### What you will do
A. List every reporting period shown in the table of the passage on the Manager's fee reinvestment.
B. Carry the passage on the Manager's fee reinvestment forward from its last sentence.

### Page excerpt
- - - - - - -

The unpaid portion of the base management fees and performance fees, if any, at the end of each reporting period are included in due to manager-related party in the consolidated condensed balance sheets. The following table shows the Manager’s election to reinvest its base management fees and performance fees, if any, in additional shares:

     
Period   Base Management
Fee Amount
($ in thousands)
  Performance
Fee Amount
($ in thousands)
  Shares
Issued
2014 Activities:
                          
Third quarter 2014   $ 13,915     $ 116,586       947,583 (1) 
Second quarter 2014     9,535       4,960       243,329  
First quarter 2014     8,994             164,546  
2013 Activities:
                          
Fourth quarter 2013   $ 8,455     $       155,943  
Third quarter 2013     8,336       6,906       278,480  
Second quarter 2013     8,053       24,440       603,936  
First quarter 2013     7,135       22,042       522,638  

(1) In October of 2014, the Board requested, and the Manager agreed, that $65.0 million of the performance fee be settled in cash using the proceeds from the sale of the district energy business in order to minimize dilution. The remainder of the fee of $51.6 million was reinvested in additional shares of MIC. The Company issued 947,583 shares, of which 816,053 shares were issued in October of 2014 for the September of 2014 base management fee and the portion of the third quarter of 2014 performance fee. The Company also paid the cash portion of the performance fee to the Manager during October of 2014.

- - - - - - -

### Rows
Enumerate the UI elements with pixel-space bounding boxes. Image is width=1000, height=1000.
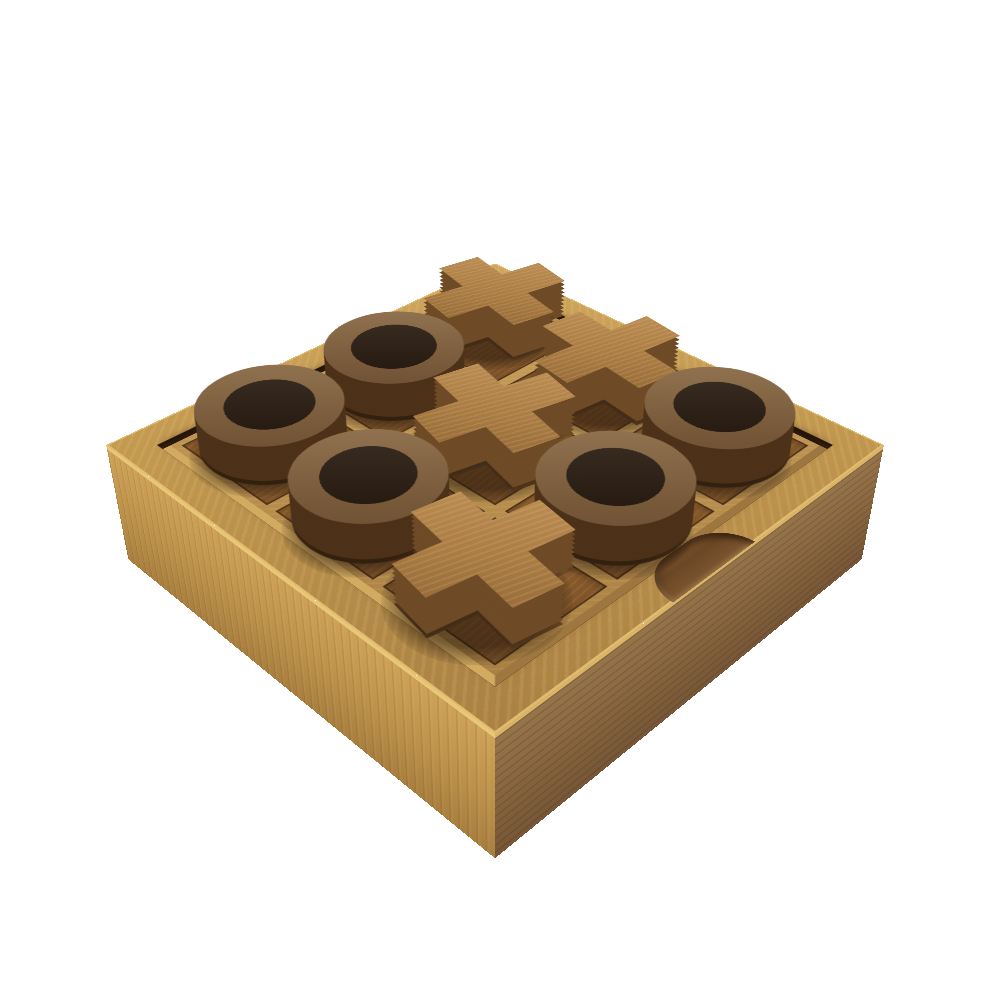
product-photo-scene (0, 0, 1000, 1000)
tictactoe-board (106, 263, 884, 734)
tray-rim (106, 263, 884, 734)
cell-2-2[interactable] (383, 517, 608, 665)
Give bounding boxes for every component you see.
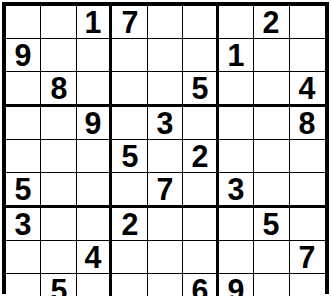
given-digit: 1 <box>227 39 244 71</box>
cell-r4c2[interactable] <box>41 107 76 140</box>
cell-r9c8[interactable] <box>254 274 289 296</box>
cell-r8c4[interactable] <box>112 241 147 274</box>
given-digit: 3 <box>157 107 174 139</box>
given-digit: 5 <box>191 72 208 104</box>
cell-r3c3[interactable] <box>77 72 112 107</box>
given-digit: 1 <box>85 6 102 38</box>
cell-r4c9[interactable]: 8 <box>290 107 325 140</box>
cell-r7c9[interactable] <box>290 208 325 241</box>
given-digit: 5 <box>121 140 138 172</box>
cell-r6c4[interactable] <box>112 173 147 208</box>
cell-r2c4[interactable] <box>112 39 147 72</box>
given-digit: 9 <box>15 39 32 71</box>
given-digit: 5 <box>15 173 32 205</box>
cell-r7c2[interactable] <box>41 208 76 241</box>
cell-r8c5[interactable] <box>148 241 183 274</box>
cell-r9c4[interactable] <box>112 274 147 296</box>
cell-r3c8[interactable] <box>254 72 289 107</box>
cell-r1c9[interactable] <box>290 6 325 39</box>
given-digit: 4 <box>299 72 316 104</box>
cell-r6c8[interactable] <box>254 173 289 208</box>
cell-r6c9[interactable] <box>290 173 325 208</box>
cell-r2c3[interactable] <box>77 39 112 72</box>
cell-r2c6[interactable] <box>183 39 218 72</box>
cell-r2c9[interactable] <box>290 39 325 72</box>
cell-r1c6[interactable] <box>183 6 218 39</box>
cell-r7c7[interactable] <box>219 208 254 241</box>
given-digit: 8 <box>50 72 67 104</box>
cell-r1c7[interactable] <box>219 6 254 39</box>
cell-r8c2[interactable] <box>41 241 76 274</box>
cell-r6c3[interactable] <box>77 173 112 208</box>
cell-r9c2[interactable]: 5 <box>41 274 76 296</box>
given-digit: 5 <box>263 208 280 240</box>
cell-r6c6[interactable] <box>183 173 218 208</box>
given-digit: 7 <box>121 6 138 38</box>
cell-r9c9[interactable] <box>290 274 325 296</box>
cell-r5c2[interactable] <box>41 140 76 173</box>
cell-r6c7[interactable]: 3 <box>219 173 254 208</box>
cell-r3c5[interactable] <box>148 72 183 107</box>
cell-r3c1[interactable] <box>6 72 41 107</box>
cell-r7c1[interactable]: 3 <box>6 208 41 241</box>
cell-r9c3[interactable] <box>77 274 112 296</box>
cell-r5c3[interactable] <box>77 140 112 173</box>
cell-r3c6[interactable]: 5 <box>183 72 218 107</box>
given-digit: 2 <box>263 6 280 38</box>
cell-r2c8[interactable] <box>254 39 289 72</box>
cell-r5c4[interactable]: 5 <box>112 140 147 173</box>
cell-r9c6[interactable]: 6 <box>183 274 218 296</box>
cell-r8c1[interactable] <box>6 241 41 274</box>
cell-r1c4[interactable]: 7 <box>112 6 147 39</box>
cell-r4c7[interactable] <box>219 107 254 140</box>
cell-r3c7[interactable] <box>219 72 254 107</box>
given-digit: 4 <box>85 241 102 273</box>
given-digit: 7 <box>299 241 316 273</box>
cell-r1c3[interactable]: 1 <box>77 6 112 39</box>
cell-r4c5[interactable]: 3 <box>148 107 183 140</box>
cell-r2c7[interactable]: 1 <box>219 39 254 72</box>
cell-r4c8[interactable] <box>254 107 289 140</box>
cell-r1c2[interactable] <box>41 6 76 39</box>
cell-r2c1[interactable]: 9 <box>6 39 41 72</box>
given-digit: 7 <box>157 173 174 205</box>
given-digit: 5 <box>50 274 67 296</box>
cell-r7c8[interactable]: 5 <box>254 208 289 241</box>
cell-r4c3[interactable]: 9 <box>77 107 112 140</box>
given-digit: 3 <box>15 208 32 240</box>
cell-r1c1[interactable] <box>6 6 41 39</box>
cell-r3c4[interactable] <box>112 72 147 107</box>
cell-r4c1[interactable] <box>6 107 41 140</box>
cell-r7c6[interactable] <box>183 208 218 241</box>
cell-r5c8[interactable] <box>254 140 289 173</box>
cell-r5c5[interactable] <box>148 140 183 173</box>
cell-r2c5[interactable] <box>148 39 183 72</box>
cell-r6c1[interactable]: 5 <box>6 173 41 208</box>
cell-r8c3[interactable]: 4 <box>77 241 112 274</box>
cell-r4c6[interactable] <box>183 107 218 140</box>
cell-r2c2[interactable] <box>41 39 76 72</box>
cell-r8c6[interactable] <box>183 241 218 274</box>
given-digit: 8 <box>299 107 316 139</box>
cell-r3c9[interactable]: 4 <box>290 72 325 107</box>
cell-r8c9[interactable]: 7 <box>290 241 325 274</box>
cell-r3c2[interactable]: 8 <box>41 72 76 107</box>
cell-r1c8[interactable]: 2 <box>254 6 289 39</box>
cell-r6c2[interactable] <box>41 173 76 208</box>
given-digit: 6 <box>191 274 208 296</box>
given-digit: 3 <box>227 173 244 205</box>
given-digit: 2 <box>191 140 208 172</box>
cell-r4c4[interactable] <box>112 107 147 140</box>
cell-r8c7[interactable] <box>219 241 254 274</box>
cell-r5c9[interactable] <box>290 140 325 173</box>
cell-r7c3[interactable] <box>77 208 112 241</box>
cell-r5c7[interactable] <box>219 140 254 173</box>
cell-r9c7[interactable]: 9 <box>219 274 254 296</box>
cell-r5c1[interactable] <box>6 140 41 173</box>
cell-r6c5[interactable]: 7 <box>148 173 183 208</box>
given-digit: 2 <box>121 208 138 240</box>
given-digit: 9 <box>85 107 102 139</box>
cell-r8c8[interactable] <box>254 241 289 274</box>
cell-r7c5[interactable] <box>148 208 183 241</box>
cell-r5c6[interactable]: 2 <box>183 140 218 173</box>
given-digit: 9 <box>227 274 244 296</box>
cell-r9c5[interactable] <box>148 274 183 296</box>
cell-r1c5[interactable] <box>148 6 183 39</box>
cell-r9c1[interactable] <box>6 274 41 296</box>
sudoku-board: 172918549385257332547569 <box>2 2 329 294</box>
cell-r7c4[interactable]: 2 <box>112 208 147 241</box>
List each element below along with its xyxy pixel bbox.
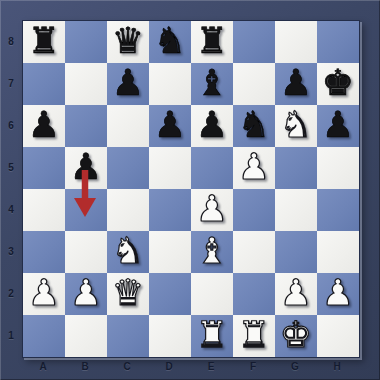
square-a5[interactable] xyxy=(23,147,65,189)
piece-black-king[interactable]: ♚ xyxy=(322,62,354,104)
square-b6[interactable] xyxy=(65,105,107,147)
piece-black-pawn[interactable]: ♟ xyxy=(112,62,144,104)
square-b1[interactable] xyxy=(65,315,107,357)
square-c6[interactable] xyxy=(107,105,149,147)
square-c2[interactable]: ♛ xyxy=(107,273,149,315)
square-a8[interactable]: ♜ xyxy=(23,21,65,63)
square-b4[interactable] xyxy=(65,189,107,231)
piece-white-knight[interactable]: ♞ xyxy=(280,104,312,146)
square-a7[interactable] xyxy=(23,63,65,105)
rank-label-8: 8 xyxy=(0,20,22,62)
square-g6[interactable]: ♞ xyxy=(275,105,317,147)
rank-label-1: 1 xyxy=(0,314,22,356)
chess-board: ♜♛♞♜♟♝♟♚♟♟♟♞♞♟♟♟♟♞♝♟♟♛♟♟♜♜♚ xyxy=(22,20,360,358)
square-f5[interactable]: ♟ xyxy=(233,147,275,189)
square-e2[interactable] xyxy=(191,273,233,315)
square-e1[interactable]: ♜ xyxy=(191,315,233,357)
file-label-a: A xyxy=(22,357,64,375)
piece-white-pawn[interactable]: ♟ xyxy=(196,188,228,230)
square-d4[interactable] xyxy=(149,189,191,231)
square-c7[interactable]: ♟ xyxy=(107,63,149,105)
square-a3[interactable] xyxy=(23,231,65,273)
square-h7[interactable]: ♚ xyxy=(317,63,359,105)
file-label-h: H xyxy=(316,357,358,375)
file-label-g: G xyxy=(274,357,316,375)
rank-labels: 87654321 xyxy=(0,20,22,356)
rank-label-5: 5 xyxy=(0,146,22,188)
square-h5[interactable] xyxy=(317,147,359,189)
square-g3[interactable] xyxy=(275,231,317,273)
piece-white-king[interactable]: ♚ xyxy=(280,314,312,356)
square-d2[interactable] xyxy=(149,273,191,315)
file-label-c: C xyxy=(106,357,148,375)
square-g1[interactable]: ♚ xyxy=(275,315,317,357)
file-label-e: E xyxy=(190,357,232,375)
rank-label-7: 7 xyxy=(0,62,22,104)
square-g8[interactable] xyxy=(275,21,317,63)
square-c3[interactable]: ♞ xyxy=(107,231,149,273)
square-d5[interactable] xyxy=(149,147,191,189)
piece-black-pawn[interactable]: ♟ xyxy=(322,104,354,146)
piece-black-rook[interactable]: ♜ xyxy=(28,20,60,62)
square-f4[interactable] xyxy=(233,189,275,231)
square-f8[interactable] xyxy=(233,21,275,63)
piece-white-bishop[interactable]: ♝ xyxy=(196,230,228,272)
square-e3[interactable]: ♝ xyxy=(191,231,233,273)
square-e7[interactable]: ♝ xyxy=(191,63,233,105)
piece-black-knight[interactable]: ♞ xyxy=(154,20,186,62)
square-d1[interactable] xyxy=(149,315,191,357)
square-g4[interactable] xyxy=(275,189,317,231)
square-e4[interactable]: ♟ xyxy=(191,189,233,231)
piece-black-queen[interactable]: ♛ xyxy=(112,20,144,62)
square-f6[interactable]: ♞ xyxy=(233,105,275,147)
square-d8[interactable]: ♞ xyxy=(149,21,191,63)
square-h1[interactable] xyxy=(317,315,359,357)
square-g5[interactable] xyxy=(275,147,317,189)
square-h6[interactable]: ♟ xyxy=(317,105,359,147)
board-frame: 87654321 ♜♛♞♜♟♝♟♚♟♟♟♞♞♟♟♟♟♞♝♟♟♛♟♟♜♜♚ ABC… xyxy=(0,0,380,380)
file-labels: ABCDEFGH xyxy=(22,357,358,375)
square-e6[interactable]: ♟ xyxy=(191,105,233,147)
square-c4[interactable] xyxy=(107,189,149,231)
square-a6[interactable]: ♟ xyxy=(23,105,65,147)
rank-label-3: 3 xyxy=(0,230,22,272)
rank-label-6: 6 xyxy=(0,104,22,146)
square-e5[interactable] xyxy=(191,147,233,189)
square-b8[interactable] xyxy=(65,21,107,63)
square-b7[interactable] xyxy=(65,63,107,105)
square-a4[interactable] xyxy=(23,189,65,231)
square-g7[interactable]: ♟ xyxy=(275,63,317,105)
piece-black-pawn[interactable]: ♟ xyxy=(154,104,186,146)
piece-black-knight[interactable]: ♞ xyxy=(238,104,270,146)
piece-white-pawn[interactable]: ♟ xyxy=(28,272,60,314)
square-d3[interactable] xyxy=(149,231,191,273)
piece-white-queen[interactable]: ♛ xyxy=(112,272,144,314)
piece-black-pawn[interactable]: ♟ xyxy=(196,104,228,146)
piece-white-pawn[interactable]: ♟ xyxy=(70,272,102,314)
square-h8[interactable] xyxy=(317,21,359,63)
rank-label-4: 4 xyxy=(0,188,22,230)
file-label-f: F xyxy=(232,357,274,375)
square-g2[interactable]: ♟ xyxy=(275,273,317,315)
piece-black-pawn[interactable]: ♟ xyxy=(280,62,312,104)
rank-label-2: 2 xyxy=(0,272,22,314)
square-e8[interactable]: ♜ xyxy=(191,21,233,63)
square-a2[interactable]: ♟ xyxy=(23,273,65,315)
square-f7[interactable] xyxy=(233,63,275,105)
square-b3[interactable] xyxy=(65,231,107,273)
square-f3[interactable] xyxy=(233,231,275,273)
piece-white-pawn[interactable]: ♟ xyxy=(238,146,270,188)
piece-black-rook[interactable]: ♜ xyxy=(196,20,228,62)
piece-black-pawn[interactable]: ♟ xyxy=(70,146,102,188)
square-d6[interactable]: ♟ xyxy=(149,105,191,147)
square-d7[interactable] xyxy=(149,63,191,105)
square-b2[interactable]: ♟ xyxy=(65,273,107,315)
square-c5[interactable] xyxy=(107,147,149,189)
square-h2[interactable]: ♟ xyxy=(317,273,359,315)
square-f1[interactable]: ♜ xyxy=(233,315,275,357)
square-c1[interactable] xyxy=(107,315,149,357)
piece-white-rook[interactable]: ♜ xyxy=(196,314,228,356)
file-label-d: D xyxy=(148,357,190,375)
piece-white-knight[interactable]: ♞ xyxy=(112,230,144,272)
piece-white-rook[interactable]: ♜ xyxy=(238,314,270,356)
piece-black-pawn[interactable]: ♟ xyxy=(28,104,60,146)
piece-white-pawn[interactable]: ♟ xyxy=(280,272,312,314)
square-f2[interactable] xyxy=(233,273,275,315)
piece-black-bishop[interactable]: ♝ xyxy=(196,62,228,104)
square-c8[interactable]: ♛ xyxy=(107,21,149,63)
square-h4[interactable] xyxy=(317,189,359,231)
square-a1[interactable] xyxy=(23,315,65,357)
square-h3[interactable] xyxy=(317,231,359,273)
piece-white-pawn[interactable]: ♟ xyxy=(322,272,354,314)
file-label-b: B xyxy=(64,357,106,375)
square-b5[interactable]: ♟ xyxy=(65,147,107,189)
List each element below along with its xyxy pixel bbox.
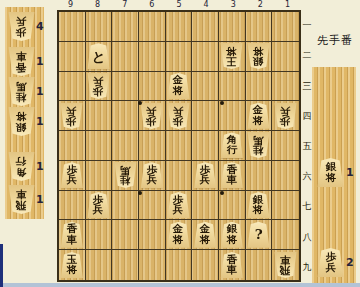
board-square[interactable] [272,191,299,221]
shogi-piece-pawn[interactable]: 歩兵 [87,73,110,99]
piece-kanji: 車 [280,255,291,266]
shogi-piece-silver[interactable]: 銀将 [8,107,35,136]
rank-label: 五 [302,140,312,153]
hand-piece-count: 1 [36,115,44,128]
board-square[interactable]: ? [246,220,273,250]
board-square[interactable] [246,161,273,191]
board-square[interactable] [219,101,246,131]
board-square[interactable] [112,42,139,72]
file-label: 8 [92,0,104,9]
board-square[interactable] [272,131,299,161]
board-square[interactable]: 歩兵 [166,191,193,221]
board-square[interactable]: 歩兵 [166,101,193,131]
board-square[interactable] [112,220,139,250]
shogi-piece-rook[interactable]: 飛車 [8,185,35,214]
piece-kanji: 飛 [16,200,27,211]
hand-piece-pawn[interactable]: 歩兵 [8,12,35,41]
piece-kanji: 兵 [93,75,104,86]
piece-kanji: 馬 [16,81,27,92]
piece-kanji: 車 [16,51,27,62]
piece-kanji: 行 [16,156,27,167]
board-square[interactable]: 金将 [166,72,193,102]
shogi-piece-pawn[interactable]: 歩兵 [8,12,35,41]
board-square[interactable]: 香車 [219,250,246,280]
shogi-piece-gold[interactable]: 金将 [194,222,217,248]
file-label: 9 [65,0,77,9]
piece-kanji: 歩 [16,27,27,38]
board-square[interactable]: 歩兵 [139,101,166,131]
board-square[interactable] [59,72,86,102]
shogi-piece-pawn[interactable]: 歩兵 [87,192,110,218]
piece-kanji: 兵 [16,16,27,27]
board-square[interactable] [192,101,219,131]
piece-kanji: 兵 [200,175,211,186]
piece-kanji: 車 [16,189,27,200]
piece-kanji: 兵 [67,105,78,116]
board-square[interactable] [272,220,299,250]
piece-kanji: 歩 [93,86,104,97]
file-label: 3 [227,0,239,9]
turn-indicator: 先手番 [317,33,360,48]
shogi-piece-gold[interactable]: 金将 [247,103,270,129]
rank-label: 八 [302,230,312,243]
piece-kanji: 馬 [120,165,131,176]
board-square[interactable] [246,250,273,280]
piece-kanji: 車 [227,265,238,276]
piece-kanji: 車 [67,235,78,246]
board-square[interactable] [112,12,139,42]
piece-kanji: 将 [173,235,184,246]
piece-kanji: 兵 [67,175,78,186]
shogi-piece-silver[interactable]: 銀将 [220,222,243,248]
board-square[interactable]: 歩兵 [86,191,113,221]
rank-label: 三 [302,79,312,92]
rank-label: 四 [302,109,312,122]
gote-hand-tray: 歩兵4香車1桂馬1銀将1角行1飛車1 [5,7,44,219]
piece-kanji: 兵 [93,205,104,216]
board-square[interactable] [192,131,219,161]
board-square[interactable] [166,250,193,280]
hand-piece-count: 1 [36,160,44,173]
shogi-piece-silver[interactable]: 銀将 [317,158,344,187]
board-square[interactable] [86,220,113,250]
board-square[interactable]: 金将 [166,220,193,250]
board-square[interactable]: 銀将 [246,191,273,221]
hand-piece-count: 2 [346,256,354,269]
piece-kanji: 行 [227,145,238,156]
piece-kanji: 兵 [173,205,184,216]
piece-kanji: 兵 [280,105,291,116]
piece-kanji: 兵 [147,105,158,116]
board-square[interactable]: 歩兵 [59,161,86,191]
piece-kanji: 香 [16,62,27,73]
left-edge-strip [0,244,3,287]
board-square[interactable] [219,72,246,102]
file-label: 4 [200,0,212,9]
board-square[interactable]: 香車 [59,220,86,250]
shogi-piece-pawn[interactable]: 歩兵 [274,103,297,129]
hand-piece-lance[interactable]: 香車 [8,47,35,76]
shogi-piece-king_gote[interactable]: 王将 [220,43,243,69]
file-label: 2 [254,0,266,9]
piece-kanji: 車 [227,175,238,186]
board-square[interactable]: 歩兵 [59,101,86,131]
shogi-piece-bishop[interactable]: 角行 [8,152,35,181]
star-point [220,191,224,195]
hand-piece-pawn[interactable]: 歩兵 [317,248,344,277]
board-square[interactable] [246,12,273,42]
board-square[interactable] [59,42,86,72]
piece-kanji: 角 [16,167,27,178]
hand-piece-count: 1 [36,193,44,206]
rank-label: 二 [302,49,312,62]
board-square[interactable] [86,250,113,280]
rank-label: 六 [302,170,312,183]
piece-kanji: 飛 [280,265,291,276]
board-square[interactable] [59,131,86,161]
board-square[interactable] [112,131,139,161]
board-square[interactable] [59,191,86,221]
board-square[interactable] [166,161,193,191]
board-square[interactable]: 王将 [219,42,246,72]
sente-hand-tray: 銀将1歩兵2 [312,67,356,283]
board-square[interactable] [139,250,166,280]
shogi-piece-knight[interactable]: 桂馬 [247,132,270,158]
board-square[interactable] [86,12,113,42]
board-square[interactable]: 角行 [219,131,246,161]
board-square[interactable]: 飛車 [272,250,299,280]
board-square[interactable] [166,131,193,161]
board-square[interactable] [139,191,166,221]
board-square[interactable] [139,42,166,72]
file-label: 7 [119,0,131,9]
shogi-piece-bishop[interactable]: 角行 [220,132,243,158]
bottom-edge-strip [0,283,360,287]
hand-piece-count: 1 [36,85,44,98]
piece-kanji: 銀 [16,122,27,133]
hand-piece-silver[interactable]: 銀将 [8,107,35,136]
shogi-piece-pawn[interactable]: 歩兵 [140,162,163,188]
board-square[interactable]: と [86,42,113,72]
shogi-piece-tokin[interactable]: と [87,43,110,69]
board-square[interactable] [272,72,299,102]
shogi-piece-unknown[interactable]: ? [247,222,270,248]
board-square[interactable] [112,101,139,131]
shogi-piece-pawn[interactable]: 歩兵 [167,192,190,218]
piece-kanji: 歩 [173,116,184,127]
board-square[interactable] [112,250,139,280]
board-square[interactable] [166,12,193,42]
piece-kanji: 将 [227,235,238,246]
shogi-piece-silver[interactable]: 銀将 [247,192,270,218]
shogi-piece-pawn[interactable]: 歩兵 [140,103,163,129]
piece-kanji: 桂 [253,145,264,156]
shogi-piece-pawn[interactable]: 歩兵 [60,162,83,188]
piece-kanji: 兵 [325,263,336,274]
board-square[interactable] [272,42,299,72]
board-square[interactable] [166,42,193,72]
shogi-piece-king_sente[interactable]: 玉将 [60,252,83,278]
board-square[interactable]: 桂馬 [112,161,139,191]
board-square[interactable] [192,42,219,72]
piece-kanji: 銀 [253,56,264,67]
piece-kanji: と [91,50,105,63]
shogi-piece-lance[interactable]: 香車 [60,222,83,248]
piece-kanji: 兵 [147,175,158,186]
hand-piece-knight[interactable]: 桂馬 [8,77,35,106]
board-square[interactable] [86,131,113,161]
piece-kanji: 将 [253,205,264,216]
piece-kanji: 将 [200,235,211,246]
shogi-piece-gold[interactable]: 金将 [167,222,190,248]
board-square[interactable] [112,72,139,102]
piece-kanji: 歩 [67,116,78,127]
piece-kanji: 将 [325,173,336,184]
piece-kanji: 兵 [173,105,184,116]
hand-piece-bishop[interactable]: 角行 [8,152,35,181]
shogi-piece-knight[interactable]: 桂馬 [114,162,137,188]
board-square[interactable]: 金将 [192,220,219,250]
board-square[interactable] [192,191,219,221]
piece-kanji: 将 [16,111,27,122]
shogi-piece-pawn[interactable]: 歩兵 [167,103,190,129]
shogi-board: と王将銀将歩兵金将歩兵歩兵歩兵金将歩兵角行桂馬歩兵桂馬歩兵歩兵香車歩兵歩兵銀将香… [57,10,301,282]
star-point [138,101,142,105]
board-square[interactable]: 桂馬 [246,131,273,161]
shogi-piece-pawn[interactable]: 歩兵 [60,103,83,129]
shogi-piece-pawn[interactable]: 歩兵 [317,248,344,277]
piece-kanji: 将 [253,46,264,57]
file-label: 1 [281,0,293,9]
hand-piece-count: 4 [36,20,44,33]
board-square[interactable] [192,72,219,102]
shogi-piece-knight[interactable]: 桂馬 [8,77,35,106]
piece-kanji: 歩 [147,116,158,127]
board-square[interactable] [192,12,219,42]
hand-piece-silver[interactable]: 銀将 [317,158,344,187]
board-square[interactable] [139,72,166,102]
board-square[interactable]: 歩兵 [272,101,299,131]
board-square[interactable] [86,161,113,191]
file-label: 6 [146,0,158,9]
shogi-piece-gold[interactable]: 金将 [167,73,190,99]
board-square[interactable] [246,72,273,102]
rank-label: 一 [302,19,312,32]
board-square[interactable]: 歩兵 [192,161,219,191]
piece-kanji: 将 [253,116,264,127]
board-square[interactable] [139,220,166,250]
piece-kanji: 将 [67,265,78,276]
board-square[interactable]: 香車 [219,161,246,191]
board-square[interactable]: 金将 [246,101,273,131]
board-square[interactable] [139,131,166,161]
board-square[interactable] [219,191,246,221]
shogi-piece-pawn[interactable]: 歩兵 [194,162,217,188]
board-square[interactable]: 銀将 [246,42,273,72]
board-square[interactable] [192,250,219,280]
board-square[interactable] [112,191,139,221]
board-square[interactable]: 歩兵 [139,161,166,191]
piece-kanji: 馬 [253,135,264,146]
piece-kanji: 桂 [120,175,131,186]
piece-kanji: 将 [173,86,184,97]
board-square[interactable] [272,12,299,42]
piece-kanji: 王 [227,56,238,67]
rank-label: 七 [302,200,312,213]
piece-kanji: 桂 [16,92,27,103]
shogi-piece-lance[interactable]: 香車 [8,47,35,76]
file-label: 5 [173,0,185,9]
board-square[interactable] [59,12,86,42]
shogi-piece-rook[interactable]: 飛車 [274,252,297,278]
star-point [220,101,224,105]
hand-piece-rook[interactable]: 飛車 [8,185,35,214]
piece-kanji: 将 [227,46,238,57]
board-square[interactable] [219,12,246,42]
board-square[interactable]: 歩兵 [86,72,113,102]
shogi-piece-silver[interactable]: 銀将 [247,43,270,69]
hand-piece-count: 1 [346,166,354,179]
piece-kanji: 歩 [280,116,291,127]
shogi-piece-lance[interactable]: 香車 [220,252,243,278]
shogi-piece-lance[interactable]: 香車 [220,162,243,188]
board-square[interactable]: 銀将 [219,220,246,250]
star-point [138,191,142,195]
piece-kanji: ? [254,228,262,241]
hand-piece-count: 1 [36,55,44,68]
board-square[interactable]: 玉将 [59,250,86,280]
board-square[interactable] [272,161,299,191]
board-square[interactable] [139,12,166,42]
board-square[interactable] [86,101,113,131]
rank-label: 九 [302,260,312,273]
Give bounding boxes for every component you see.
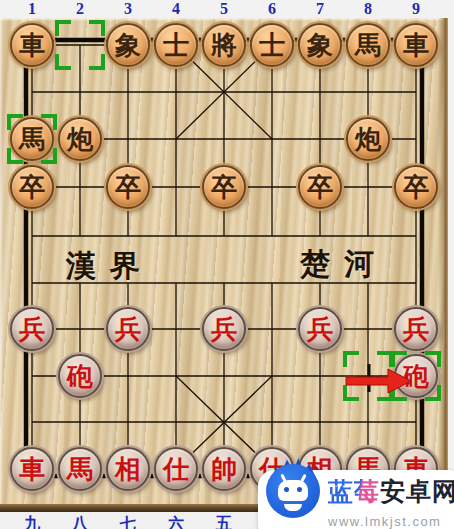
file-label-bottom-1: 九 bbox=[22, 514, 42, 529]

- - - - - - -

### Expected outputs
A.
Third quarter 2014
Second quarter 2014
First quarter 2014
Fourth quarter 2013
Third quarter 2013
Second quarter 2013
First quarter 2013

B.
The Manager is not entitled to any other compensation and all costs incurred by the Manager, including compensation of seconded staff, are paid by the Manager out of its base management fee. However, the Company is responsible for other direct costs including, but not limited to, expenses incurred in the administration or management of the Company and its subsidiaries and investments, income taxes, audit and legal fees, acquisitions and dispositions and its compliance with applicable laws and regulations. During the quarter and nine months ended September 30, 2014, the Manager charged the Company $186,000 and $394,000, respectively, for reimbursement of out-of-pocket expenses compared with $137,000 and $426,000, for the quarter and nine months ended September 30, 2013, respectively. The unpaid portion of the out-of-pocket expenses at the end of the reporting period is included in due to manager-related party in the consolidated condensed balance sheets.

Other Services

The Company utilizes the resources of the Macquarie Group with respect to a range of advisory, procurement, insurance, hedging, lending and other services. Engagements involving members of the Macquarie Group are reviewed and approved by the Audit Committee of the Company’s Board of Directors. Macquarie Group affiliates are engaged on an arm’s length basis and frequently as a member of syndicate of providers whose other members establish the terms of the interaction.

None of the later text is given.